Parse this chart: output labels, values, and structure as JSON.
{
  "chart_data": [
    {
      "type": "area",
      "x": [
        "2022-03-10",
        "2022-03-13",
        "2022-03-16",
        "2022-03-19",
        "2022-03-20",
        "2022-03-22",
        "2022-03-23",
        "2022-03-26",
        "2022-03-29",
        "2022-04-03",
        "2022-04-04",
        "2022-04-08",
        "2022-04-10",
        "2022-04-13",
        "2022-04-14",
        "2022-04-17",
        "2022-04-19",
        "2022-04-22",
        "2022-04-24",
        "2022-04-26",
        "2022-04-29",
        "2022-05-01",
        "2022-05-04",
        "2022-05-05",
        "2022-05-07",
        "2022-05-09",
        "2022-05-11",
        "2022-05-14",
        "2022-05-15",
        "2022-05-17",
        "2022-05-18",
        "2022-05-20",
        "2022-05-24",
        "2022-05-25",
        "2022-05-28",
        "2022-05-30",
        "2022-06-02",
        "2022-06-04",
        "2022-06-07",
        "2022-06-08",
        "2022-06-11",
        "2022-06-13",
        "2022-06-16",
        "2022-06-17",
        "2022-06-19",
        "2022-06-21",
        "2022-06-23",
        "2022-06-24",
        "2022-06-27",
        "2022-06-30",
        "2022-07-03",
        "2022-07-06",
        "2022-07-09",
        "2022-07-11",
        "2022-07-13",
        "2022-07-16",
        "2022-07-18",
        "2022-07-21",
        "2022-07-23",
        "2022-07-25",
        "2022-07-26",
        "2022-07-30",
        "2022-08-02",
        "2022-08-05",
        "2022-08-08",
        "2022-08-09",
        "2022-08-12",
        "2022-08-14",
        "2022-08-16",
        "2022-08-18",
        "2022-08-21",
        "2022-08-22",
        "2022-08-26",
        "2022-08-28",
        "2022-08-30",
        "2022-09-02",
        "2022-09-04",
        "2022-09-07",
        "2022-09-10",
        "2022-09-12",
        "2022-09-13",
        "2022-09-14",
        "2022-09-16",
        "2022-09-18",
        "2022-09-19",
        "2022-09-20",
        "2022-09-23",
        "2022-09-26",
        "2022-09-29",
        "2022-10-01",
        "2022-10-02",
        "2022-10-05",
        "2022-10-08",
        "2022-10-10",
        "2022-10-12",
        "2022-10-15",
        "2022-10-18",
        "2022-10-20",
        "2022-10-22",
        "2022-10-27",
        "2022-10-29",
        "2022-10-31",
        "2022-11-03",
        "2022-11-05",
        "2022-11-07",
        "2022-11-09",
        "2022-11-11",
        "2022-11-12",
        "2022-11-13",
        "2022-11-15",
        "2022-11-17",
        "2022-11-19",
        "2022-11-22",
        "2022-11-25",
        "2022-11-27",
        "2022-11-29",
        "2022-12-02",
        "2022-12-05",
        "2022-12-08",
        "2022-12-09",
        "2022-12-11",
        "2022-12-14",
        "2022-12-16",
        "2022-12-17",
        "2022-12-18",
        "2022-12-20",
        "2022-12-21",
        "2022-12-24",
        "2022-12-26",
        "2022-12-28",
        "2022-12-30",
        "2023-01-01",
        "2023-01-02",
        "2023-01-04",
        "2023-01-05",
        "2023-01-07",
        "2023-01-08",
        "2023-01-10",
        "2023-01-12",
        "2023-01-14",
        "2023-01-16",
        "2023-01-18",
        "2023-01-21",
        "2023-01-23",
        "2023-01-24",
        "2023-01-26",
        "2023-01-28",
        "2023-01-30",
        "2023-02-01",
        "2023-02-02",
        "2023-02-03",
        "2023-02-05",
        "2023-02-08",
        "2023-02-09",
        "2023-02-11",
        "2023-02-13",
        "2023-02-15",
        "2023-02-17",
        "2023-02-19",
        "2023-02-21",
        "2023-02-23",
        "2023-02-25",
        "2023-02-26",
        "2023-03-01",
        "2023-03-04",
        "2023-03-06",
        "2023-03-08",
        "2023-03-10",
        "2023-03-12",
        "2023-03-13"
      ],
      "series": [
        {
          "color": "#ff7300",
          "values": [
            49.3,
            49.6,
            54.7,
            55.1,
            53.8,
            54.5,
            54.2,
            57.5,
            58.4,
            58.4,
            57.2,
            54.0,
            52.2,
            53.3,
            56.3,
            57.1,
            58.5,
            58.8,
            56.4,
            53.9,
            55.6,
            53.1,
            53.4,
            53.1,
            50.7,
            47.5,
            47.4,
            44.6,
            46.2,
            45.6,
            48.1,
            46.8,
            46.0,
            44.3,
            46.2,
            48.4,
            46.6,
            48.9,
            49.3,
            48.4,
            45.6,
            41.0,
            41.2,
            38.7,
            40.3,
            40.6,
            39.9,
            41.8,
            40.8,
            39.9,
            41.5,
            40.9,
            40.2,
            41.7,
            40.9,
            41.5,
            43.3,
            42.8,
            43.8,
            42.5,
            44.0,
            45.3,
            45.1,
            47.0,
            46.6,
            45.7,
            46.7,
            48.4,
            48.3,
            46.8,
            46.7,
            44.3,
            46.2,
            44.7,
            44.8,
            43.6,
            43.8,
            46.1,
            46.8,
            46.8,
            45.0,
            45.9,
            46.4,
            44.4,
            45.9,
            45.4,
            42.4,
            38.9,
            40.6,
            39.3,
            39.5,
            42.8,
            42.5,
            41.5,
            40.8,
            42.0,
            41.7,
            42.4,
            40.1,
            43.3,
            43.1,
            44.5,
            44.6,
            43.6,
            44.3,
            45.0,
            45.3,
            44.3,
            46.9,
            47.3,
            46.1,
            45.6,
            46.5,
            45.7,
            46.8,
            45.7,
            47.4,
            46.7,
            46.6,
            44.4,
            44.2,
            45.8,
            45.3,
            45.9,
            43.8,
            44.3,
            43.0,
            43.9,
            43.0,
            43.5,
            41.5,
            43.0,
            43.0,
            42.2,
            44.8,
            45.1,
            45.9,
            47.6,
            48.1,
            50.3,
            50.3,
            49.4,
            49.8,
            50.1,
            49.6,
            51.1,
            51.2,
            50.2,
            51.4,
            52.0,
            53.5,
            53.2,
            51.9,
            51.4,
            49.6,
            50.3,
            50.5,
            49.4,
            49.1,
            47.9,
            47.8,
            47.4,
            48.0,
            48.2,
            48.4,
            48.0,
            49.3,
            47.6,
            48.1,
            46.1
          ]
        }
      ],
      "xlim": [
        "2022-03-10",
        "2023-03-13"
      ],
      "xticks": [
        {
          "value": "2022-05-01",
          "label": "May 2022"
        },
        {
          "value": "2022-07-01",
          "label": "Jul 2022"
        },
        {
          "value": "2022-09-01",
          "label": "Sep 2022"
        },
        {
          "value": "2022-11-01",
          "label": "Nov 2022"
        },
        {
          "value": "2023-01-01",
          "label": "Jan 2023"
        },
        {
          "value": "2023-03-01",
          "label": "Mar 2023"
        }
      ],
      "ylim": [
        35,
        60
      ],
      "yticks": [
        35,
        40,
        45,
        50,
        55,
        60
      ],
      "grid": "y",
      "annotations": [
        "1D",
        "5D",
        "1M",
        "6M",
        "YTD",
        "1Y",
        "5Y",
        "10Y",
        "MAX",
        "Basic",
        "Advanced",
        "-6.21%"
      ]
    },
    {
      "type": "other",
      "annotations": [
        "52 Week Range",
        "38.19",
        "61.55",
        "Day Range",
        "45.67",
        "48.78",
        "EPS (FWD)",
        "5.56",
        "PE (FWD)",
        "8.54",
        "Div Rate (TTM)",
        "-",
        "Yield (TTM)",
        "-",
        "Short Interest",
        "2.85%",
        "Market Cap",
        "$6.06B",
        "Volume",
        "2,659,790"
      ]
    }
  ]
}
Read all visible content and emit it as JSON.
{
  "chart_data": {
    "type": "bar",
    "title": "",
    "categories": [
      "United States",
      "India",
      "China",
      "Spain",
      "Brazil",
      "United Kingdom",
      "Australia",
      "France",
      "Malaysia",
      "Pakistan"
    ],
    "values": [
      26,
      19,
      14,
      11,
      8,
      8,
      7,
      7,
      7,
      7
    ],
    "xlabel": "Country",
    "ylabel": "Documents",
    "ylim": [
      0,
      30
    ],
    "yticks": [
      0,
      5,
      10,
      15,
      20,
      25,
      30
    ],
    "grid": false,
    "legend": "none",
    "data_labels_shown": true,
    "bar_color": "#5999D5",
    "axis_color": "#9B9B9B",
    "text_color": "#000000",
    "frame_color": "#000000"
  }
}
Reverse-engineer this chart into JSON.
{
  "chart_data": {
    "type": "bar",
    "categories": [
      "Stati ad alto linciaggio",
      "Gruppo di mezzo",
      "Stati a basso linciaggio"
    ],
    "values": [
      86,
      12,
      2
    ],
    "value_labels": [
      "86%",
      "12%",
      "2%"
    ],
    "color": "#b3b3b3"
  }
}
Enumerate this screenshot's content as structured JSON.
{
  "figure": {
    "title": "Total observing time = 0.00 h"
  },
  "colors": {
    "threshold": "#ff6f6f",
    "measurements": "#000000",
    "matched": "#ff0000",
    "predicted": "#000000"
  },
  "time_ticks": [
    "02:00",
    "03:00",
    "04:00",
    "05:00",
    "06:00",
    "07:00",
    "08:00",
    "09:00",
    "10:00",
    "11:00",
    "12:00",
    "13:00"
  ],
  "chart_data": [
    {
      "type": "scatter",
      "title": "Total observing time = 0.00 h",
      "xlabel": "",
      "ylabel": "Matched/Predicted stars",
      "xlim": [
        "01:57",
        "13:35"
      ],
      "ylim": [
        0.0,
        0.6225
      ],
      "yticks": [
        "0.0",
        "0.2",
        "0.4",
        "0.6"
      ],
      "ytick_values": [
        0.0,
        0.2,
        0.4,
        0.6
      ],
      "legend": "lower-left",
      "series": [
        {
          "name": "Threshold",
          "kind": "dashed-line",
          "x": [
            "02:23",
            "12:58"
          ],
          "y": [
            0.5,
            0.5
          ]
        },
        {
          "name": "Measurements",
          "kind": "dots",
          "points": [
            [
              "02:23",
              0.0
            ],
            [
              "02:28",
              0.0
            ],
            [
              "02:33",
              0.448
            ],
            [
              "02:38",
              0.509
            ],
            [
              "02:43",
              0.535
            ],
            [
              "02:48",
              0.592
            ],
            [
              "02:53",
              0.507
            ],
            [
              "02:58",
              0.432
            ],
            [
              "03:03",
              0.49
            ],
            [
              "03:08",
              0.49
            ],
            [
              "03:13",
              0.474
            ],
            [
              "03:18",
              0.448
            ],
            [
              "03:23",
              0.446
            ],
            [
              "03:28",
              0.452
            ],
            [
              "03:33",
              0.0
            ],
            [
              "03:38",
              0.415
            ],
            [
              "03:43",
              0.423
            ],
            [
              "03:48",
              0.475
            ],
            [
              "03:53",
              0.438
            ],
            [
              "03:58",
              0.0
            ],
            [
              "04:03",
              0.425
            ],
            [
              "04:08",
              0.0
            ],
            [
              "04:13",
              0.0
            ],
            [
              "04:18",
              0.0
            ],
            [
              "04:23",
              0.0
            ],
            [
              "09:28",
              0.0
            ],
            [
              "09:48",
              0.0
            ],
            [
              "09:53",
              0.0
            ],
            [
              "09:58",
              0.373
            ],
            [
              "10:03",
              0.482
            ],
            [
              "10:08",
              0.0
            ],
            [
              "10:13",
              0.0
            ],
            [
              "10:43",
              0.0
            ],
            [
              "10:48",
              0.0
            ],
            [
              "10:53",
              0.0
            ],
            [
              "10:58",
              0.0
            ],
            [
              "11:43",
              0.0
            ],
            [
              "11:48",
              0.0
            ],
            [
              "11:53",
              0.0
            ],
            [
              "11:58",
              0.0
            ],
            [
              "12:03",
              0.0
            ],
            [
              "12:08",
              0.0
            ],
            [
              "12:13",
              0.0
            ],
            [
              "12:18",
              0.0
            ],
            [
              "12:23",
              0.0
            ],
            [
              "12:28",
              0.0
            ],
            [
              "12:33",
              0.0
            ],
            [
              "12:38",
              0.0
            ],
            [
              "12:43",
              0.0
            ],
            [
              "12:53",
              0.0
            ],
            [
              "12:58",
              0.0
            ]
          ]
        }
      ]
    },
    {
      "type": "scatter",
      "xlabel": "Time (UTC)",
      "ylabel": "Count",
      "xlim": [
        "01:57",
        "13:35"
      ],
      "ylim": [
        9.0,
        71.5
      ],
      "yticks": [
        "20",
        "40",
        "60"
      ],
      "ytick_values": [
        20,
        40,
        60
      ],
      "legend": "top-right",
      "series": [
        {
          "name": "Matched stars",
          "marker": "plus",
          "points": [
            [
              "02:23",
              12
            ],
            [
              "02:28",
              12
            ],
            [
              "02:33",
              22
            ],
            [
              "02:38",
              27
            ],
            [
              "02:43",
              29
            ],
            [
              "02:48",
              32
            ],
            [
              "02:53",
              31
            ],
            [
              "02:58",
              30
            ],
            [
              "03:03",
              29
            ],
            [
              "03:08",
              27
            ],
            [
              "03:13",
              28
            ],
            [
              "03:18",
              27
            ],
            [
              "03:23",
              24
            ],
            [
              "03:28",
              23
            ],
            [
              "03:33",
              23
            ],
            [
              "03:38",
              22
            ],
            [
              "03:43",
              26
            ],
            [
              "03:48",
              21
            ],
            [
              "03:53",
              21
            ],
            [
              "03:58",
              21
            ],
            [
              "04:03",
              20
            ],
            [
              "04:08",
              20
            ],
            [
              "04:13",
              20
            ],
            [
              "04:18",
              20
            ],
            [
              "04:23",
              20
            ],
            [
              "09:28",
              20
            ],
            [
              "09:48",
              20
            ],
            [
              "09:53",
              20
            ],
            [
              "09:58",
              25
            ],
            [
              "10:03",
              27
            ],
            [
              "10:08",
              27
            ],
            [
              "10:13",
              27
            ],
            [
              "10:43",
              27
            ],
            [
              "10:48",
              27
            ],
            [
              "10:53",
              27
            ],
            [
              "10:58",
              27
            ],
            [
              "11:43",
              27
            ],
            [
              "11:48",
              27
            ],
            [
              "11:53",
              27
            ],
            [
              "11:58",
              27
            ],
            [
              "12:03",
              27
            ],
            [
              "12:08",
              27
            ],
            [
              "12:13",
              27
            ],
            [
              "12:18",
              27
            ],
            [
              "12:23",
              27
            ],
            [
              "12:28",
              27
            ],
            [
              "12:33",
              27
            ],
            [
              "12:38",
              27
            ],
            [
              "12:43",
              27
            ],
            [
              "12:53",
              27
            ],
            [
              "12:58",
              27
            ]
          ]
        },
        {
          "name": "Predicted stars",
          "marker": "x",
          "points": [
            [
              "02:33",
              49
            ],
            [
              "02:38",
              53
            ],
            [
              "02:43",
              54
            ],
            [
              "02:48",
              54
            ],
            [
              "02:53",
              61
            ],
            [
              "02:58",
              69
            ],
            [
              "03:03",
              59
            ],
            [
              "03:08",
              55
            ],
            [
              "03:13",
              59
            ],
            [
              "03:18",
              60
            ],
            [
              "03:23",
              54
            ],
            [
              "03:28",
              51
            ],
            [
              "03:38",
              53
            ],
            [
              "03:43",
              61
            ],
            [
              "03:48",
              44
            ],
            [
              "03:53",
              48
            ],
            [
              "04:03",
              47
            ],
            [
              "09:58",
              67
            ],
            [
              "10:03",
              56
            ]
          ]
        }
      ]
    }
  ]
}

**Task:** Establish how many lines of the material above hold the word "legend". Nothing but the count should be returned.

**Expected answer:** 3